Marchant vers un but déterminé, les forces de la nature se développent suivant certaines lois. Aussi voyons-nous les objets extérieurs, être ou plantes, lorsque la force que recèle chacun d’eux n’est pas contrariée ou arrêtée dans sa manifestation naturelle par quelque cause étrangère, avoir une certaine durée et parcourir inévitablement le cercle d’un certain nombre de révolutions. La plante, manifestation de la seule force d’organisation de la nature, va d’elle-même, et dans un certain nombre de mois ou d’années, de sa germination à sa maturité. Manifestation complexe de plusieurs forces, l’homme fait de même de sa naissance à sa mort. La vie de tous deux est inévitablement déterminée d’avance, dans sa durée et ses diverses périodes. S’il est certains objets au contraire, qui ne font qu’apparaître au monde, qui meurent en naissant, nous devons être assurés que ce n’est pas le développement régulier d’une force de la nature qu’ils expriment ; mais seulement la rencontre fortuite, le choc passager en même temps qu’accidentel de plusieurs de ces forces.

▸ Exercice court
Indiquez, d'après le passage ci-dessus, de quelle force la plante est la manifestation.

▸ Enregistrements
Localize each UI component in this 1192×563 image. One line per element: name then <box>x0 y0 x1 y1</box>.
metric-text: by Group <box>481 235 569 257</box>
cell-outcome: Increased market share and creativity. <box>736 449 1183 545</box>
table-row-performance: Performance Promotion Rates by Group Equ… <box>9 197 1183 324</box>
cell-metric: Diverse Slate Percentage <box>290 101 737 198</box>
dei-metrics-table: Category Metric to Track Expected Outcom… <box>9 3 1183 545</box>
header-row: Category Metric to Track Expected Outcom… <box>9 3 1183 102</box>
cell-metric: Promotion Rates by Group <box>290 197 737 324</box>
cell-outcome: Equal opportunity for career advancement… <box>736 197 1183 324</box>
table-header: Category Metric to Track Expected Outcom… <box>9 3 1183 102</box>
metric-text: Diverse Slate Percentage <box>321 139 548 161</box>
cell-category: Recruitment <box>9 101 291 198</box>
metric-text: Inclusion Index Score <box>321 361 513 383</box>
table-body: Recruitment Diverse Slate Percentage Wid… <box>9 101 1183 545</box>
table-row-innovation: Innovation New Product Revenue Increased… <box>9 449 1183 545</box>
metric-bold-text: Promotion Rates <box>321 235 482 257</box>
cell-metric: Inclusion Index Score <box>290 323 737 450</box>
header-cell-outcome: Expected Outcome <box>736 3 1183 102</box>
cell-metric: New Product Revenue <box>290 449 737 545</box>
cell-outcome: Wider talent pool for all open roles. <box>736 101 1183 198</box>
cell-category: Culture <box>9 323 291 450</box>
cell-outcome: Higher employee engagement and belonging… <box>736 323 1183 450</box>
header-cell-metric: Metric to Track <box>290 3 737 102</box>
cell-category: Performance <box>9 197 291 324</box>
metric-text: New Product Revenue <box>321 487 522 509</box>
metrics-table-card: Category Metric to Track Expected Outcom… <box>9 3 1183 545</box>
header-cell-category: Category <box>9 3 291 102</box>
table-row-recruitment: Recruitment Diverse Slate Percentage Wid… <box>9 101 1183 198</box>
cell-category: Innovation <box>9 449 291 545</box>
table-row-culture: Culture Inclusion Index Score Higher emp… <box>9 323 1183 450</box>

▸ Réponse
La plante est la manifestation de la seule force d'organisation de la nature.